Some lines of these records may hold the word "凤阳花鼓"; state how many, using only the number.

....

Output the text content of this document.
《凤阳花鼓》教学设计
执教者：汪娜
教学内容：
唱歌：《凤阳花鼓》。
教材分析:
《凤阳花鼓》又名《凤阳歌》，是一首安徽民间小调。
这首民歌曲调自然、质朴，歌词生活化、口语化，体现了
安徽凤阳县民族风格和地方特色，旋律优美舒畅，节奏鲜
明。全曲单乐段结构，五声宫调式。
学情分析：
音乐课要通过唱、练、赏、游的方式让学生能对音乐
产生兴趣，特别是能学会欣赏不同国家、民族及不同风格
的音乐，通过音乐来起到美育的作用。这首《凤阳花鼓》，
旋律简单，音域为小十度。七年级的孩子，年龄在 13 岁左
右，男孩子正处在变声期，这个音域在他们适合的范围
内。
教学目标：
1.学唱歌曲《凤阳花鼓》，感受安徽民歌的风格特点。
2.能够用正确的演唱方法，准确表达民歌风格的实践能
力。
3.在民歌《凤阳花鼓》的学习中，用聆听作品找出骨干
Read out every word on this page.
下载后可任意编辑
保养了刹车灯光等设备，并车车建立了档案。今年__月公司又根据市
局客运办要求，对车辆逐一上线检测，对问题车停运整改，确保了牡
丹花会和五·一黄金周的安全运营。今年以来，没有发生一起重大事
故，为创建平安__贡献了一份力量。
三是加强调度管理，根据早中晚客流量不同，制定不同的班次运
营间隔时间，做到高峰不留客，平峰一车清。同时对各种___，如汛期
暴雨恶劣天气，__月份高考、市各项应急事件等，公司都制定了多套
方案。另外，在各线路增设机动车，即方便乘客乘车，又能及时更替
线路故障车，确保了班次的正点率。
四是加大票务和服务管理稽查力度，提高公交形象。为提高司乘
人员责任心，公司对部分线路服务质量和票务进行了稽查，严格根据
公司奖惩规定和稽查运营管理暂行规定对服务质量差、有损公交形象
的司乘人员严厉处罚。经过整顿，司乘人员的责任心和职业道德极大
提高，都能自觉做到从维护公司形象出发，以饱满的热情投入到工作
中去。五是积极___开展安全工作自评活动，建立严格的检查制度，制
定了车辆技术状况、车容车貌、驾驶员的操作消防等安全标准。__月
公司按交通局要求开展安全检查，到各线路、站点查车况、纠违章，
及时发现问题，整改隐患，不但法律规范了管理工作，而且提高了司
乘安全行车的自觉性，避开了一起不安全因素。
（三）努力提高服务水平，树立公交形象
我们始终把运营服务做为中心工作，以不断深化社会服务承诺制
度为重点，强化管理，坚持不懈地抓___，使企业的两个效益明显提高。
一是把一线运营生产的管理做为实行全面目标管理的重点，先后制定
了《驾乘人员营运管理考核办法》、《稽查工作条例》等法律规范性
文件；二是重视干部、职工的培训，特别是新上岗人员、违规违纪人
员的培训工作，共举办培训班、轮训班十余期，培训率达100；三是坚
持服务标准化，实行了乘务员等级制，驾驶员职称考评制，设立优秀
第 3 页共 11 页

....

FINAL RESULT:
6